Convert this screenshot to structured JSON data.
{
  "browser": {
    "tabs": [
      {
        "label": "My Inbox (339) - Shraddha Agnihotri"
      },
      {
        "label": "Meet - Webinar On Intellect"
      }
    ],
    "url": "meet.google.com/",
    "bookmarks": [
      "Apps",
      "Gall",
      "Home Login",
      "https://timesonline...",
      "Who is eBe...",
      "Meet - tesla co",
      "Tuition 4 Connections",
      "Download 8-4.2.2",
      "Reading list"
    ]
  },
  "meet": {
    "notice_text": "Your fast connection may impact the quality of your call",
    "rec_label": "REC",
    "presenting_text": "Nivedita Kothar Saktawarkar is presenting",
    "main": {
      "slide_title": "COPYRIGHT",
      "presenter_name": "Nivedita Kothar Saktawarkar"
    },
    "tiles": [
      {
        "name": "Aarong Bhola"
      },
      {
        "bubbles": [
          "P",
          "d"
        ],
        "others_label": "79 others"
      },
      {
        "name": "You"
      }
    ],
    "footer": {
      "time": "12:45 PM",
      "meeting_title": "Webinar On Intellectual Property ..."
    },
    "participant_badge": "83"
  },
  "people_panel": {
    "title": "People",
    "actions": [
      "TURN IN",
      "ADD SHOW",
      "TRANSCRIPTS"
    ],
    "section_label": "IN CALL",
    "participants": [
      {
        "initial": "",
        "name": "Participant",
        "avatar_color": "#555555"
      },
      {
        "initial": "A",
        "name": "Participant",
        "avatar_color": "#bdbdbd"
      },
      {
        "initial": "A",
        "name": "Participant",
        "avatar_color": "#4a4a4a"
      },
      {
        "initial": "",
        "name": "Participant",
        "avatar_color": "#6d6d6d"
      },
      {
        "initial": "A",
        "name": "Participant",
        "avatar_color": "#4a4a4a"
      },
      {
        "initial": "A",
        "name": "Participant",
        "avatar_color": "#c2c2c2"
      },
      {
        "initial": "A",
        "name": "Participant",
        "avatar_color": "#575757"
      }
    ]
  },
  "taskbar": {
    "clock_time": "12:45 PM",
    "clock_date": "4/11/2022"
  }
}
....................
Quote each line of the listing above exactly.

*FINAL RESULT*:
Convert this screenshot to structured JSON data.
{
  "browser": {
    "tabs": [
      {
        "label": "My Inbox (339) - Shraddha Agnihotri"
      },
      {
        "label": "Meet - Webinar On Intellect"
      }
    ],
    "url": "meet.google.com/",
    "bookmarks": [
      "Apps",
      "Gall",
      "Home Login",
      "https://timesonline...",
      "Who is eBe...",
      "Meet - tesla co",
      "Tuition 4 Connections",
      "Download 8-4.2.2",
      "Reading list"
    ]
  },
  "meet": {
    "notice_text": "Your fast connection may impact the quality of your call",
    "rec_label": "REC",
    "presenting_text": "Nivedita Kothar Saktawarkar is presenting",
    "main": {
      "slide_title": "COPYRIGHT",
      "presenter_name": "Nivedita Kothar Saktawarkar"
    },
    "tiles": [
      {
        "name": "Aarong Bhola"
      },
      {
        "bubbles": [
          "P",
          "d"
        ],
        "others_label": "79 others"
      },
      {
        "name": "You"
      }
    ],
    "footer": {
      "time": "12:45 PM",
      "meeting_title": "Webinar On Intellectual Property ..."
    },
    "participant_badge": "83"
  },
  "people_panel": {
    "title": "People",
    "actions": [
      "TURN IN",
      "ADD SHOW",
      "TRANSCRIPTS"
    ],
    "section_label": "IN CALL",
    "participants": [
      {
        "initial": "",
        "name": "Participant",
        "avatar_color": "#555555"
      },
      {
        "initial": "A",
        "name": "Participant",
        "avatar_color": "#bdbdbd"
      },
      {
        "initial": "A",
        "name": "Participant",
        "avatar_color": "#4a4a4a"
      },
      {
        "initial": "",
        "name": "Participant",
        "avatar_color": "#6d6d6d"
      },
      {
        "initial": "A",
        "name": "Participant",
        "avatar_color": "#4a4a4a"
      },
      {
        "initial": "A",
        "name": "Participant",
        "avatar_color": "#c2c2c2"
      },
      {
        "initial": "A",
        "name": "Participant",
        "avatar_color": "#575757"
      }
    ]
  },
  "taskbar": {
    "clock_time": "12:45 PM",
    "clock_date": "4/11/2022"
  }
}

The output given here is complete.